WHAT YOU NEED TO DO:
1/ In the passage on winter in India, what was the tea that the labourers' family poured out near their tent made from?
2/ Resume the passage on winter in India, picking up right after its final sentence.

Room Heaters and centrally air conditioned complexes may well be part of your travel plans for the coming winter break. But if your destination is anywhere in India, some indigenous ideas for keeping warm are far more exciting. Check out if you are hot blooded enough to experiment with the bite of frost !

Winter in India is wonderful. In most places it is not of very long duration so people look forward to it and enjoy it. Some take it far more casually than one can imagine. Once when we were at an altitude of 14000 ft. in the North-East in Arunachal Pradesh, we saw some young toddlers with just a shirt on, walking on the snow. They were children of labourers who had come to lay the road in that area. Their tent was pitched in snow and while we shivered with layers of woollens inside a closed car, they were merrily burning some junipers and, as the fire crackled, they were pouring out hot cups of tea ! That was tea made of yak butter which helps to keep the body warm.

(Layout element entries)

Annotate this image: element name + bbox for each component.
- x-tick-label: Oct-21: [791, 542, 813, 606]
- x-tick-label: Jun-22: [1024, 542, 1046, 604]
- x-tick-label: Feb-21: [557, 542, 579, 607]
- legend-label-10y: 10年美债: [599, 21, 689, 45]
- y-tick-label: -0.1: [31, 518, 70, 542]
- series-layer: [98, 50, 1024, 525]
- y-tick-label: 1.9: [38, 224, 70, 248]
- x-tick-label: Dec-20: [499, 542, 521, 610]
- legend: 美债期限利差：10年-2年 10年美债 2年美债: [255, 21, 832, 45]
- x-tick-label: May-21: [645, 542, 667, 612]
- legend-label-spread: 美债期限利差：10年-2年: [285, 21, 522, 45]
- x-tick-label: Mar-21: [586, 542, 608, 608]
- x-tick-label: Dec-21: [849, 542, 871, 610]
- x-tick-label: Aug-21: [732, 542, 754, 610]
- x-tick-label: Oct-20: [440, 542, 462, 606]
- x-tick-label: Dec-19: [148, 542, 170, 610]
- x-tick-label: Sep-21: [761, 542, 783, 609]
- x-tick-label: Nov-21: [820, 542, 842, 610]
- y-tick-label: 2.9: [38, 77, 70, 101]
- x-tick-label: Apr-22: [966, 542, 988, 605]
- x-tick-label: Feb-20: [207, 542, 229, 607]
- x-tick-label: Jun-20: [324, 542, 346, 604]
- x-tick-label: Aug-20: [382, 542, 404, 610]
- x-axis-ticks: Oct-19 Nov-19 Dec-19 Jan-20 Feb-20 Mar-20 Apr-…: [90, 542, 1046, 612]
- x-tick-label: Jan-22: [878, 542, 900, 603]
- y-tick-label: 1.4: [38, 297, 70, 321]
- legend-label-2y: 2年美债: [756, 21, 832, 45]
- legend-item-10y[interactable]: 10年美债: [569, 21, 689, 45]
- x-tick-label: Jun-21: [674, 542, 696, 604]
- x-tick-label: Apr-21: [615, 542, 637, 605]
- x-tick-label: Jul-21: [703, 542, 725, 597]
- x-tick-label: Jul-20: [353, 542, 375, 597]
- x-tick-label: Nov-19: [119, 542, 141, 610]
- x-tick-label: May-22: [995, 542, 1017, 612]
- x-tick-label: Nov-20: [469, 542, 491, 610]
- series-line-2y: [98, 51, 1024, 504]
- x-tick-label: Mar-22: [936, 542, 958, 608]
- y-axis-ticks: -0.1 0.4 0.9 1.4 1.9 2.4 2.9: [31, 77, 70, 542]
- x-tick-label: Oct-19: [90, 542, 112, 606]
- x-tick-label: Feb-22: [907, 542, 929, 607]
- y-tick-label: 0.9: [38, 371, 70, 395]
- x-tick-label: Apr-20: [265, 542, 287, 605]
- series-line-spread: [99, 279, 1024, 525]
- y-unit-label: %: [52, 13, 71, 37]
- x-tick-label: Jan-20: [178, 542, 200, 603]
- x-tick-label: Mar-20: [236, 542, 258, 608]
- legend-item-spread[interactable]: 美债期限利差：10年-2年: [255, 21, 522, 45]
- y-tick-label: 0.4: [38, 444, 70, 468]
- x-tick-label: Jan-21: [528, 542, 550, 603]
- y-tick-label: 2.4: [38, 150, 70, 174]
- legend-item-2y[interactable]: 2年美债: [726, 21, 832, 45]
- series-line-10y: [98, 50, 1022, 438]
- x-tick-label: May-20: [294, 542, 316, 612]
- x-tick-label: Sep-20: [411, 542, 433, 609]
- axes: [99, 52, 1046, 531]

ANSWERS BY TASK:
1/ It was made of yak butter, which helps to keep the body warm.

2/
If you go to the Uttar Pradesh hills, you get a different kind of tea. Opt out of bed tea and look out at the pines and the rising sun for inspiration. When the day is still hesitating to break and the clouds are resting watching the scenery with you ; when you can hear a lot of sounds, a prayer somewhere, some children calling out to each other, health conscious tourists taking a walk and birds preparing to leave home, go to the nearest tea shop and ask for a cup of tea. You will most probably get it in a glass – hot sugary tea flavoured with cardamons which seems just right for that ambience and for the temperature as the combination, again, helps keep you cozy.

If you are in Kashmir, anytime is kahwa time. Exotic kahwa is green tea prepared with almonds and delicate flavourings of saffron. Sip into it and feel the transformation from an ordinary mortal to near divinity.

Those are about the strongest drinks I would suggest. There are local brews in tribal areas, particularly rice beers, which are quite strong and should be tasted by only those who are sure they can take it.

Perhaps that is why the Tagins of Arunachal Pradesh in the North-East of India are able to manage with one thick blanket. Today is the day of uniformity and you will find even Paris designers have reached every corner of India. But traditionally the Tagins, living in the northern corner of the north-eastern state of Arunachal Pradesh, were described as never being fond of clothes. When the blizzard from the snow clad Himalayas is rather strong, then just wrap a blanket around themselves and continue to sip into their local brew.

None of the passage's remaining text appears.